═══ MATERIAL SUPPLIED ═══

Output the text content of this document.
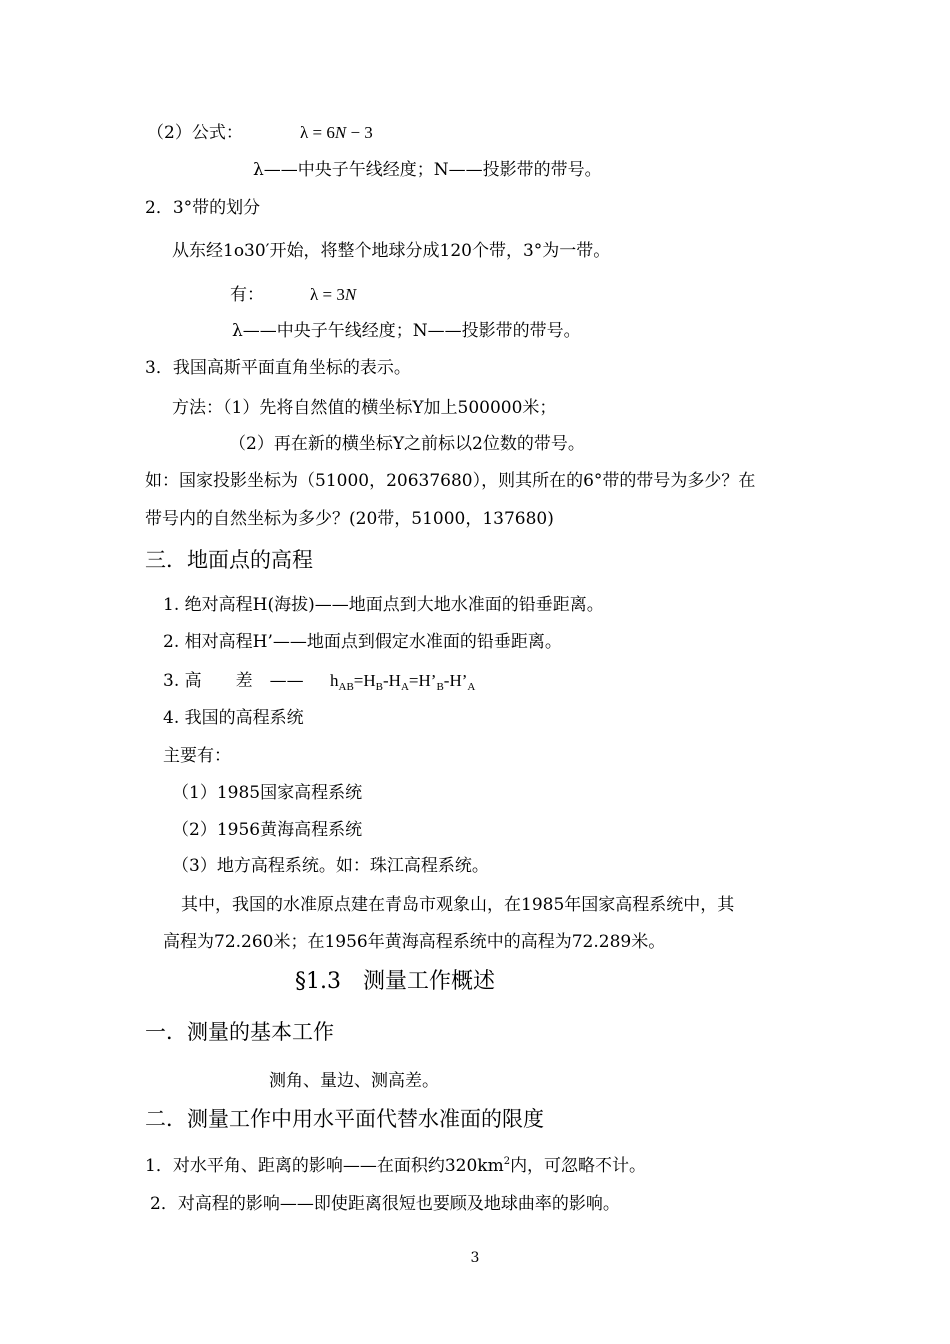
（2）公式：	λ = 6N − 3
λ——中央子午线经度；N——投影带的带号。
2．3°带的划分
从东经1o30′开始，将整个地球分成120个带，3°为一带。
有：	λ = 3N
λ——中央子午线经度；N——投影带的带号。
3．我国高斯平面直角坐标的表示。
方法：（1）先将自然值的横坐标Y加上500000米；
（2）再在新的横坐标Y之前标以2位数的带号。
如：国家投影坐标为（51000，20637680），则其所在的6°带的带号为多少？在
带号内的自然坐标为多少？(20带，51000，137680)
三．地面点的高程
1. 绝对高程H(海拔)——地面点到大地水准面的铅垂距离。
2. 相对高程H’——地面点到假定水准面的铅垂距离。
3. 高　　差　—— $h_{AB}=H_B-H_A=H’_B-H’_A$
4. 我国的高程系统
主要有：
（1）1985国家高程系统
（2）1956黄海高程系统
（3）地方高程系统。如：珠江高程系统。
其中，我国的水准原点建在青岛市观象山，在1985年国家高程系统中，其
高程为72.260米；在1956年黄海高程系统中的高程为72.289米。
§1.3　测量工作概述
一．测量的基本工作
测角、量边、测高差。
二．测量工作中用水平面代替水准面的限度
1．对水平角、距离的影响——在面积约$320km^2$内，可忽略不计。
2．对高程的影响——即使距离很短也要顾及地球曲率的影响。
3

═══

*WHAT IS NEEDED:*
Leave out the pictures and copy everything else in the records word for word.

*FINISHED ANSWER:*
Output the text content of this document.
（2）公式：	λ = 6N − 3
λ——中央子午线经度；N——投影带的带号。
2．3°带的划分
从东经1o30′开始，将整个地球分成120个带，3°为一带。
有：	λ = 3N
λ——中央子午线经度；N——投影带的带号。
3．我国高斯平面直角坐标的表示。
方法：（1）先将自然值的横坐标Y加上500000米；
（2）再在新的横坐标Y之前标以2位数的带号。
如：国家投影坐标为（51000，20637680），则其所在的6°带的带号为多少？在
带号内的自然坐标为多少？(20带，51000，137680)
三．地面点的高程
1. 绝对高程H(海拔)——地面点到大地水准面的铅垂距离。
2. 相对高程H’——地面点到假定水准面的铅垂距离。
3. 高　　差　—— $h_{AB}=H_B-H_A=H’_B-H’_A$
4. 我国的高程系统
主要有：
（1）1985国家高程系统
（2）1956黄海高程系统
（3）地方高程系统。如：珠江高程系统。
其中，我国的水准原点建在青岛市观象山，在1985年国家高程系统中，其
高程为72.260米；在1956年黄海高程系统中的高程为72.289米。
§1.3　测量工作概述
一．测量的基本工作
测角、量边、测高差。
二．测量工作中用水平面代替水准面的限度
1．对水平角、距离的影响——在面积约$320km^2$内，可忽略不计。
2．对高程的影响——即使距离很短也要顾及地球曲率的影响。
3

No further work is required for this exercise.